GOAL –
Restate the full listing word for word and leave the pictures out.

★ ★ ★ ★ ★

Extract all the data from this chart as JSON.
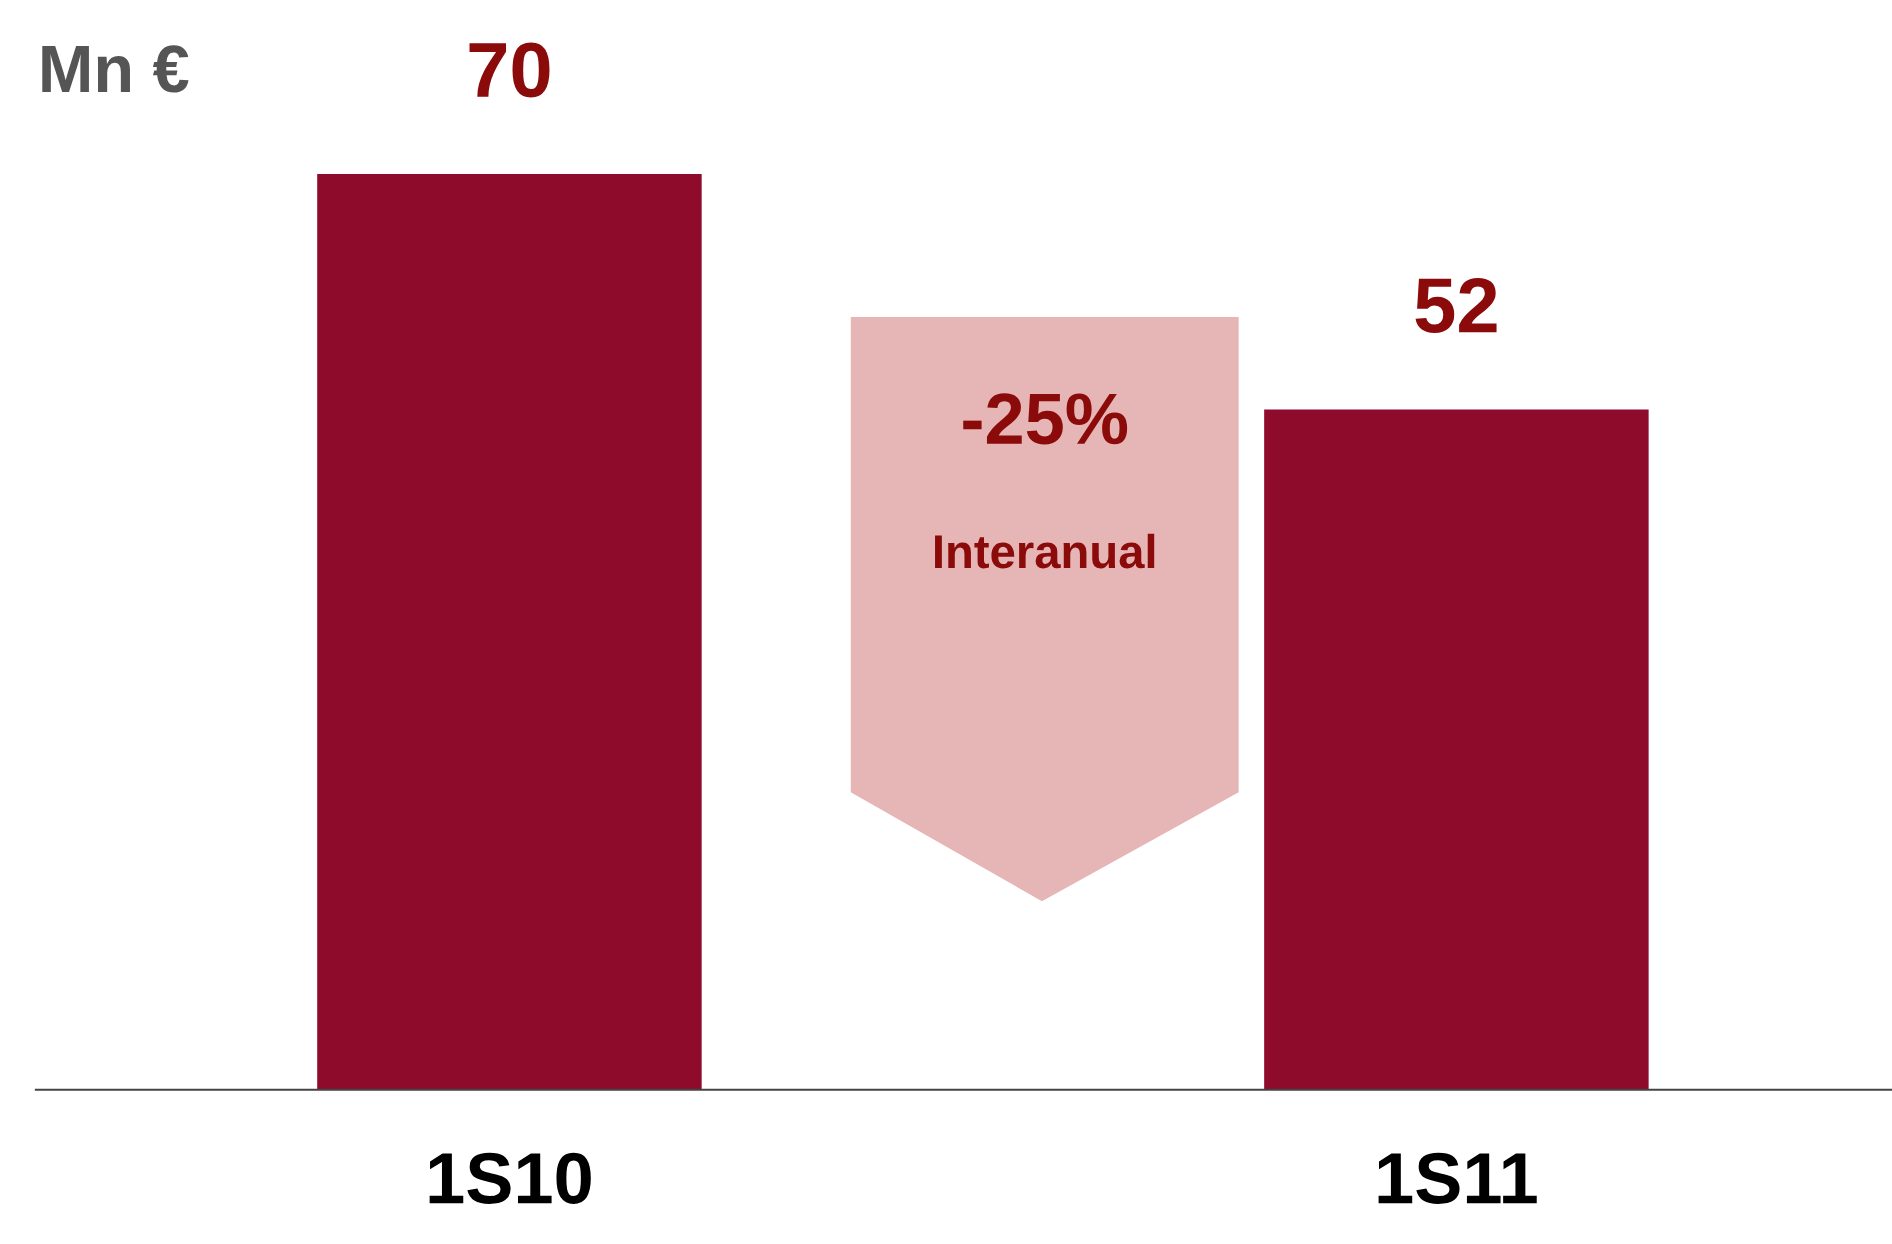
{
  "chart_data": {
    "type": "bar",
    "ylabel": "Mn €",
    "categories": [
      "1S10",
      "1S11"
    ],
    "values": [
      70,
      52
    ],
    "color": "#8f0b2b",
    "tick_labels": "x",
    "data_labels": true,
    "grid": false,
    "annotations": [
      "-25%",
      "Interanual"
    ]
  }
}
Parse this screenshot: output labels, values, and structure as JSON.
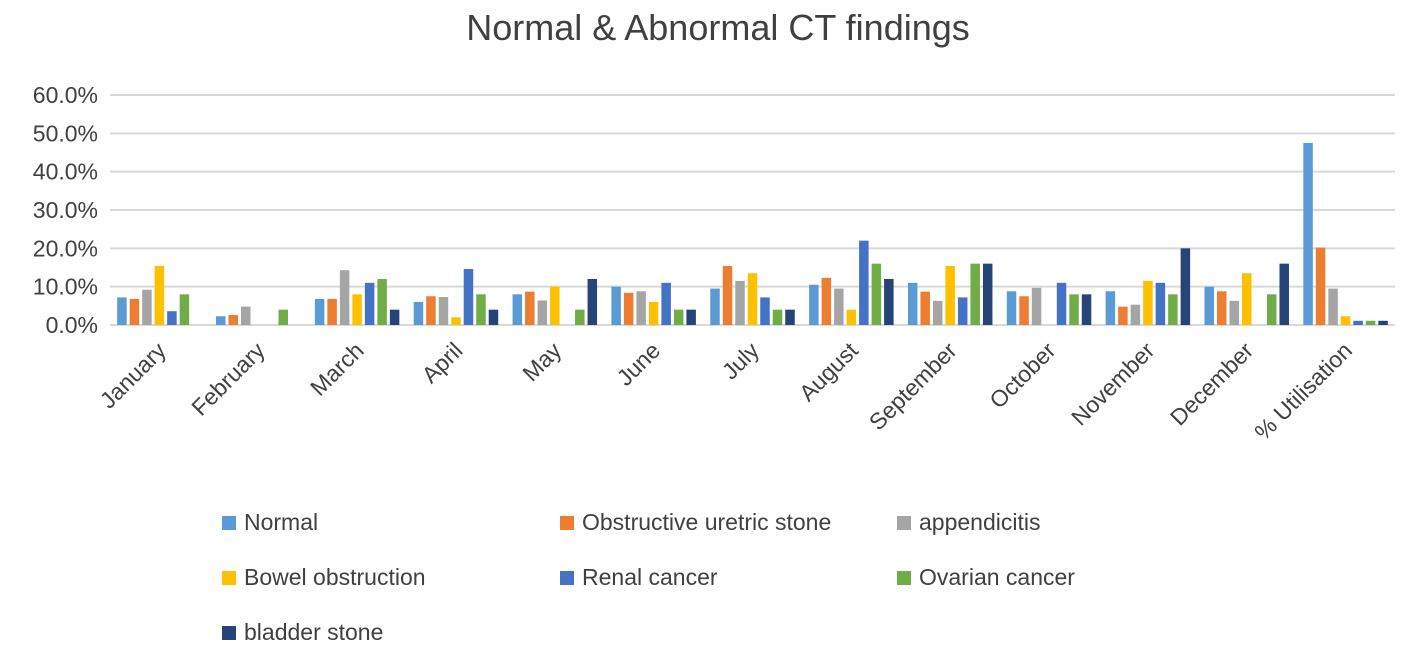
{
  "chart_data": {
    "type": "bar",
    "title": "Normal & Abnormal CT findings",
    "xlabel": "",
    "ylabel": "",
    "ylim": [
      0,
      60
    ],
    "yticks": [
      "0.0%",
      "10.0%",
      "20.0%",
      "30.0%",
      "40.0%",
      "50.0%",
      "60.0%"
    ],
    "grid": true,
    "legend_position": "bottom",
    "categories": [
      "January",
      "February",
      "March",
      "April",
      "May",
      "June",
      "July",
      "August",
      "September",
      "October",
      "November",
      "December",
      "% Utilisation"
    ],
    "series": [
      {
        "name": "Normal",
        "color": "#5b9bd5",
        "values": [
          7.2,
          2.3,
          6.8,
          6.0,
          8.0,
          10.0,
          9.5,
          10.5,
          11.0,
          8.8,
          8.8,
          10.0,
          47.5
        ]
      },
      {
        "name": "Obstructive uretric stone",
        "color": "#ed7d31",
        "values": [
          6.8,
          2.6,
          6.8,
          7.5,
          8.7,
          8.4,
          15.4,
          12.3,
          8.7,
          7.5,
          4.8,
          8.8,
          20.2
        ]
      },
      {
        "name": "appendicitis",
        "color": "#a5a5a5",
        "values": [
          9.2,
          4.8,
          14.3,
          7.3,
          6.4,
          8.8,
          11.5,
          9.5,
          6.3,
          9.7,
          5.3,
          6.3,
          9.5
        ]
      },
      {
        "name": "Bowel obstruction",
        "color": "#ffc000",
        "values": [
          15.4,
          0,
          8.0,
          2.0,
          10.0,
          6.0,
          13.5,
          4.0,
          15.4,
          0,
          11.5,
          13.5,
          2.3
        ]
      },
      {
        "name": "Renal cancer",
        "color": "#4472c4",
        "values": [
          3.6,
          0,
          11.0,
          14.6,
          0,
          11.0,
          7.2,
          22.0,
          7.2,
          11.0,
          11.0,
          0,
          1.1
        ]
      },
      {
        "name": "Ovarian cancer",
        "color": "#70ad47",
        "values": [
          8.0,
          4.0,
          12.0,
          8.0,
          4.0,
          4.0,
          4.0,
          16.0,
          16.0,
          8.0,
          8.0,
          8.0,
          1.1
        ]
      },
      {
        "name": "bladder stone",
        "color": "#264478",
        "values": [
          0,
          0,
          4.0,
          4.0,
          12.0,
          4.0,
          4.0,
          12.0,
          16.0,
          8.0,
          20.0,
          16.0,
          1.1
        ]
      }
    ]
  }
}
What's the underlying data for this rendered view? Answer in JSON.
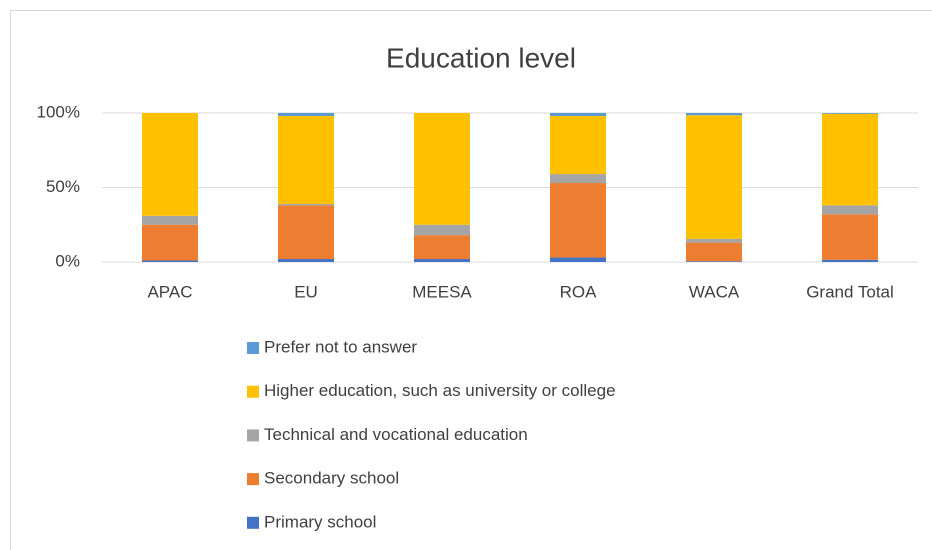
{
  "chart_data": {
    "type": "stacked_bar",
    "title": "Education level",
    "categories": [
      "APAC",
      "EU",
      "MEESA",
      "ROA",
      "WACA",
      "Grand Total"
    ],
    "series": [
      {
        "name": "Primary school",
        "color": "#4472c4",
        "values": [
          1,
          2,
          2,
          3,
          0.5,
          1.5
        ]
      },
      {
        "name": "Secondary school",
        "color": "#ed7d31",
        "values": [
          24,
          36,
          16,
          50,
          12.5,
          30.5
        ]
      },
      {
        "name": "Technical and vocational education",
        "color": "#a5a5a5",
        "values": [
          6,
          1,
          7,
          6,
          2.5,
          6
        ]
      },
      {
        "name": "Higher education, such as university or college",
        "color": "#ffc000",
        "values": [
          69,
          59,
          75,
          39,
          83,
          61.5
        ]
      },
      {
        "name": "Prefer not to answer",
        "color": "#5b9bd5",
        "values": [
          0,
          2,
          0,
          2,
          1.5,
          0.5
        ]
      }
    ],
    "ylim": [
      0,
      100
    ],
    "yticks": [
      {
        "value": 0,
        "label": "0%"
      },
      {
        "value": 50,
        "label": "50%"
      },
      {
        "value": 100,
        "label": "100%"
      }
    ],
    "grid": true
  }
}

★ ★ ★ ★ ★

WRITTEN SOLUTION –
Extract all the data from this chart as JSON.
{
  "chart_data": {
    "type": "bar",
    "ylabel": "Mn €",
    "categories": [
      "1S10",
      "1S11"
    ],
    "values": [
      70,
      52
    ],
    "color": "#8f0b2b",
    "tick_labels": "x",
    "data_labels": true,
    "grid": false,
    "annotations": [
      "-25%",
      "Interanual"
    ]
  }
}
Parse this screenshot: output labels, values, and structure as JSON.
{
  "chart_data": {
    "type": "bar",
    "title": "Normal & Abnormal CT findings",
    "xlabel": "",
    "ylabel": "",
    "ylim": [
      0,
      60
    ],
    "yticks": [
      "0.0%",
      "10.0%",
      "20.0%",
      "30.0%",
      "40.0%",
      "50.0%",
      "60.0%"
    ],
    "grid": true,
    "legend_position": "bottom",
    "categories": [
      "January",
      "February",
      "March",
      "April",
      "May",
      "June",
      "July",
      "August",
      "September",
      "October",
      "November",
      "December",
      "% Utilisation"
    ],
    "series": [
      {
        "name": "Normal",
        "color": "#5b9bd5",
        "values": [
          7.2,
          2.3,
          6.8,
          6.0,
          8.0,
          10.0,
          9.5,
          10.5,
          11.0,
          8.8,
          8.8,
          10.0,
          47.5
        ]
      },
      {
        "name": "Obstructive uretric stone",
        "color": "#ed7d31",
        "values": [
          6.8,
          2.6,
          6.8,
          7.5,
          8.7,
          8.4,
          15.4,
          12.3,
          8.7,
          7.5,
          4.8,
          8.8,
          20.2
        ]
      },
      {
        "name": "appendicitis",
        "color": "#a5a5a5",
        "values": [
          9.2,
          4.8,
          14.3,
          7.3,
          6.4,
          8.8,
          11.5,
          9.5,
          6.3,
          9.7,
          5.3,
          6.3,
          9.5
        ]
      },
      {
        "name": "Bowel obstruction",
        "color": "#ffc000",
        "values": [
          15.4,
          0,
          8.0,
          2.0,
          10.0,
          6.0,
          13.5,
          4.0,
          15.4,
          0,
          11.5,
          13.5,
          2.3
        ]
      },
      {
        "name": "Renal cancer",
        "color": "#4472c4",
        "values": [
          3.6,
          0,
          11.0,
          14.6,
          0,
          11.0,
          7.2,
          22.0,
          7.2,
          11.0,
          11.0,
          0,
          1.1
        ]
      },
      {
        "name": "Ovarian cancer",
        "color": "#70ad47",
        "values": [
          8.0,
          4.0,
          12.0,
          8.0,
          4.0,
          4.0,
          4.0,
          16.0,
          16.0,
          8.0,
          8.0,
          8.0,
          1.1
        ]
      },
      {
        "name": "bladder stone",
        "color": "#264478",
        "values": [
          0,
          0,
          4.0,
          4.0,
          12.0,
          4.0,
          4.0,
          12.0,
          16.0,
          8.0,
          20.0,
          16.0,
          1.1
        ]
      }
    ]
  }
}
What's the underlying data for this rendered view? Answer in JSON.
{
  "chart_data": {
    "type": "stacked_bar",
    "title": "Education level",
    "categories": [
      "APAC",
      "EU",
      "MEESA",
      "ROA",
      "WACA",
      "Grand Total"
    ],
    "series": [
      {
        "name": "Primary school",
        "color": "#4472c4",
        "values": [
          1,
          2,
          2,
          3,
          0.5,
          1.5
        ]
      },
      {
        "name": "Secondary school",
        "color": "#ed7d31",
        "values": [
          24,
          36,
          16,
          50,
          12.5,
          30.5
        ]
      },
      {
        "name": "Technical and vocational education",
        "color": "#a5a5a5",
        "values": [
          6,
          1,
          7,
          6,
          2.5,
          6
        ]
      },
      {
        "name": "Higher education, such as university or college",
        "color": "#ffc000",
        "values": [
          69,
          59,
          75,
          39,
          83,
          61.5
        ]
      },
      {
        "name": "Prefer not to answer",
        "color": "#5b9bd5",
        "values": [
          0,
          2,
          0,
          2,
          1.5,
          0.5
        ]
      }
    ],
    "ylim": [
      0,
      100
    ],
    "yticks": [
      {
        "value": 0,
        "label": "0%"
      },
      {
        "value": 50,
        "label": "50%"
      },
      {
        "value": 100,
        "label": "100%"
      }
    ],
    "grid": true
  }
}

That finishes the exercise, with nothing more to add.